● CHALLENGE:
Each line of the data that includes the string "用户管理" is to be copied out.

● DATASET ROWS:
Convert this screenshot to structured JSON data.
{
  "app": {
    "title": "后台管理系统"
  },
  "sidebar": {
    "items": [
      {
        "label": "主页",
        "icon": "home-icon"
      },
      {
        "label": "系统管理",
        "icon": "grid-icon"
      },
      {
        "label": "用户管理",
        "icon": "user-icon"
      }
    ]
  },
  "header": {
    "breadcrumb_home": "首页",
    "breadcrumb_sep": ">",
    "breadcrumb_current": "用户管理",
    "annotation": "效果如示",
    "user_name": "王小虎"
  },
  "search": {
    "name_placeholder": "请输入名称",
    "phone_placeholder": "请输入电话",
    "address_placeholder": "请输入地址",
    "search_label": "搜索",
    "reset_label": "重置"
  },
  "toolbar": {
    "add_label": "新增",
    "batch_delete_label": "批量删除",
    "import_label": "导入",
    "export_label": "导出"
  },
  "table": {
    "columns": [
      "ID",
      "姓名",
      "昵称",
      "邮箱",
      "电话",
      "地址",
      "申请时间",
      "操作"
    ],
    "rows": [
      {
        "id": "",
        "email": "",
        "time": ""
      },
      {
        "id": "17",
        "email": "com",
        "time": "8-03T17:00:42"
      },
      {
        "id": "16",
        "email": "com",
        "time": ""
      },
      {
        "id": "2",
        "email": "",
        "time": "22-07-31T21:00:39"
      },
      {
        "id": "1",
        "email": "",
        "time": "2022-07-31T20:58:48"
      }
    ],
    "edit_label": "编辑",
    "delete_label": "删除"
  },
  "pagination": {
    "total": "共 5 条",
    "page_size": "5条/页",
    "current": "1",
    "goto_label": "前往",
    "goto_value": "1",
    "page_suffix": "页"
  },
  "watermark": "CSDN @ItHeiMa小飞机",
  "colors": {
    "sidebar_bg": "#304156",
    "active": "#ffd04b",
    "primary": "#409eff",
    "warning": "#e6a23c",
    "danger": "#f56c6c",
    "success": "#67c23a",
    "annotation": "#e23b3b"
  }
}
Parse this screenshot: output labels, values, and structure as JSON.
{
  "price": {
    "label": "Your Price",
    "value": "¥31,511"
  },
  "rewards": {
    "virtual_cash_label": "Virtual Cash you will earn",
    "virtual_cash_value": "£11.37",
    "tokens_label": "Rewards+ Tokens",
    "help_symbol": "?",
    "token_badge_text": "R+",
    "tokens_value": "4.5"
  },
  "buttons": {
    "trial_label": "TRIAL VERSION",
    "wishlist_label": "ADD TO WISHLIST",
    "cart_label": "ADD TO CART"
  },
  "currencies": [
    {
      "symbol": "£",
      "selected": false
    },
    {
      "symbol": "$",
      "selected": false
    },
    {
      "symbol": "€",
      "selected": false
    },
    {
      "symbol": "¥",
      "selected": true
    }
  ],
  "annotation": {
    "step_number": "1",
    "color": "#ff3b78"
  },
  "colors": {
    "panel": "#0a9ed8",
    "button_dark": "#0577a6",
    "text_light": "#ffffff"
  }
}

● EXERCISE SOLUTION:
        "label": "用户管理",
    "breadcrumb_current": "用户管理",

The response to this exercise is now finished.